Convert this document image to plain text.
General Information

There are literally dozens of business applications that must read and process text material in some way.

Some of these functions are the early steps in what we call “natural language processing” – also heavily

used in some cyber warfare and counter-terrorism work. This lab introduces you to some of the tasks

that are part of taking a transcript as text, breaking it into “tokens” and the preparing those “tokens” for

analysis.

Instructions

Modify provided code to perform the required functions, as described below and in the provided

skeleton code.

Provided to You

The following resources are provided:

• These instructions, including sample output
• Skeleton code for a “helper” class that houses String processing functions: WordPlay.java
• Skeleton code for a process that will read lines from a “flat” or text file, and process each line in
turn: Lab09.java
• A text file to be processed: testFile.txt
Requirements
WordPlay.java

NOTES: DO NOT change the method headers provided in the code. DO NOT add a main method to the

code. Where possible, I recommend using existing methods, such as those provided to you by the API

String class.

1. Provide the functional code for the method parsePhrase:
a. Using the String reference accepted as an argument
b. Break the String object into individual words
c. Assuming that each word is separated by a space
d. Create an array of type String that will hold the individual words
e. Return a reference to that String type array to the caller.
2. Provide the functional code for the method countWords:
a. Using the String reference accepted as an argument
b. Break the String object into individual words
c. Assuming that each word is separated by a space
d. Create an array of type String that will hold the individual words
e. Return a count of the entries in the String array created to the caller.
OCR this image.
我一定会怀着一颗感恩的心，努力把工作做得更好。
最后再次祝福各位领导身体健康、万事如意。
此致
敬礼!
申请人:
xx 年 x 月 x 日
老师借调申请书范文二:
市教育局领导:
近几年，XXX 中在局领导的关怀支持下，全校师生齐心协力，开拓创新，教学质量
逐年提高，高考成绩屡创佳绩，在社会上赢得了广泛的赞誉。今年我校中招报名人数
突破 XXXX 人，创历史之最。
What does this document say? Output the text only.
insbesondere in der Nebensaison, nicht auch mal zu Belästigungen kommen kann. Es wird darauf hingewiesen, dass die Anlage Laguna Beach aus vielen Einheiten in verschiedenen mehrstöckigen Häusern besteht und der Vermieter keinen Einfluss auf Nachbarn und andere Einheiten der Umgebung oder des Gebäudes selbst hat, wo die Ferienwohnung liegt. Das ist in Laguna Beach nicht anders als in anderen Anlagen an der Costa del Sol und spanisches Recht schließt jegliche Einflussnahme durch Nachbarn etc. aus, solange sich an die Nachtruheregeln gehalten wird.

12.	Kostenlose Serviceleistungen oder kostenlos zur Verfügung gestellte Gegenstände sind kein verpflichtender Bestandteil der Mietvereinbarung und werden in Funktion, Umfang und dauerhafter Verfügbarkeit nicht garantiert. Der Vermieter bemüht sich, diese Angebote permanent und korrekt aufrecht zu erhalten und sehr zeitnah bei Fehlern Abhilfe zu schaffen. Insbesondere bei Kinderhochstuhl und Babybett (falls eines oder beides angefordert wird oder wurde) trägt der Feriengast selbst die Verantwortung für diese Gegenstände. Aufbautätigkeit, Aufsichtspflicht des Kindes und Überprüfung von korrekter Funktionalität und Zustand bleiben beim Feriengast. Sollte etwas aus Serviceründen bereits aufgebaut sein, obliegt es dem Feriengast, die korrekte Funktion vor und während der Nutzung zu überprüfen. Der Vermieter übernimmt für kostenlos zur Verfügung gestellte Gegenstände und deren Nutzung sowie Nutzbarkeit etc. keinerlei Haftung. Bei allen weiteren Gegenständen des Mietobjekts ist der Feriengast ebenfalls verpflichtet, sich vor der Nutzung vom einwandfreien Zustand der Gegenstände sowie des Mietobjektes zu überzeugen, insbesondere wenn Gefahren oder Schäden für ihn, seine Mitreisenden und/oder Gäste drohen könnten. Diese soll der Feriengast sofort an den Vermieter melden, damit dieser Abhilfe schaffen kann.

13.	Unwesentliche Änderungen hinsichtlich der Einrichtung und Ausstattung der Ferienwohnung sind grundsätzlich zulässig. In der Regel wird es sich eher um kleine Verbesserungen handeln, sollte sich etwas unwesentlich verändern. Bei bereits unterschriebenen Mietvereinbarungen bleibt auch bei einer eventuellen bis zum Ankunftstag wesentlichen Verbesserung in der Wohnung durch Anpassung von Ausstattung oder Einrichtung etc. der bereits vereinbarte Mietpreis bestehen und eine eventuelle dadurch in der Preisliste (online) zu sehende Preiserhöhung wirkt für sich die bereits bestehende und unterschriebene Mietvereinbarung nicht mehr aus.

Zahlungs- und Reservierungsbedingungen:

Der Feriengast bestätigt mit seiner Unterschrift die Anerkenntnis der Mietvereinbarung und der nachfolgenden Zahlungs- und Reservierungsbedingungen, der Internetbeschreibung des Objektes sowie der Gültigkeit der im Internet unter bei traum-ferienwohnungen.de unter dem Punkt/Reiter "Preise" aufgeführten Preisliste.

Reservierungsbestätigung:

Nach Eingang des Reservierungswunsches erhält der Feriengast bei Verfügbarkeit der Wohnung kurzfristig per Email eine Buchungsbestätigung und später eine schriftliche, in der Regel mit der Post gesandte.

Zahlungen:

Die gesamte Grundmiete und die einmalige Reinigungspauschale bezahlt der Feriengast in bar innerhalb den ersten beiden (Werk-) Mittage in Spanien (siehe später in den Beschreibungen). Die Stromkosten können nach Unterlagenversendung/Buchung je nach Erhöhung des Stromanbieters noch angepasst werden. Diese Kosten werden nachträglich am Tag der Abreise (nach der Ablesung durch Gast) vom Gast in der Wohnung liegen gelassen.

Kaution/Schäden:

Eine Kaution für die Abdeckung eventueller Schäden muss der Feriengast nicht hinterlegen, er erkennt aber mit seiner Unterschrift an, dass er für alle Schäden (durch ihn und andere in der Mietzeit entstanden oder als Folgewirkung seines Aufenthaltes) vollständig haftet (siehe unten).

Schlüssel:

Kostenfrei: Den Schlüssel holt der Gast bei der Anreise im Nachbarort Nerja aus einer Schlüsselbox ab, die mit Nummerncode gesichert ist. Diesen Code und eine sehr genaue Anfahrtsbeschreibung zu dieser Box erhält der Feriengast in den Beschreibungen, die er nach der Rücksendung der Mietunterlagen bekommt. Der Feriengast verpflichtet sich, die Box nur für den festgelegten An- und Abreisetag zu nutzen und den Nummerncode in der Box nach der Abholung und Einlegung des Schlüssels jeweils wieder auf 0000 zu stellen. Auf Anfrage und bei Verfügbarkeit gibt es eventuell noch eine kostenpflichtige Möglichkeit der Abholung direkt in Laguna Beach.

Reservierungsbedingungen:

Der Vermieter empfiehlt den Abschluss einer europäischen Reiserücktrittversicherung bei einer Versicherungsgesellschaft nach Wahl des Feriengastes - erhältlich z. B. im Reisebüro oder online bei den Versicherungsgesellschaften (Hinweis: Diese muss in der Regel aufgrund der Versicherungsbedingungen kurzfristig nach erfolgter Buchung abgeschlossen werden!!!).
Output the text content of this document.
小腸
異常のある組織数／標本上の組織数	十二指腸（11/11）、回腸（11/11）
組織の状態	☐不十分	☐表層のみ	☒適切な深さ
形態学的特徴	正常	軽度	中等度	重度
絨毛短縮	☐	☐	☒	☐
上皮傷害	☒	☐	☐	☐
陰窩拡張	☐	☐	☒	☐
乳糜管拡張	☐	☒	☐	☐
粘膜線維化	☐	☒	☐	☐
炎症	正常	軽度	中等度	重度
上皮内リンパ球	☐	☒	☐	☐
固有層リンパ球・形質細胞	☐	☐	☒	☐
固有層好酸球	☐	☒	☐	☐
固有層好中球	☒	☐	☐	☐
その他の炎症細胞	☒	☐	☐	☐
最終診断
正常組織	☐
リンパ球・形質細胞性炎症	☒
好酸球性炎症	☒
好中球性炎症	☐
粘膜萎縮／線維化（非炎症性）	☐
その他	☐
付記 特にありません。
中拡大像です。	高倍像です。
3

------------------------------------

_Task to carry out_
In the records above, find each line with the word "file" and copy it.

_Output for this exercise_
• Skeleton code for a process that will read lines from a “flat” or text file, and process each line in
• A text file to be processed: testFile.txt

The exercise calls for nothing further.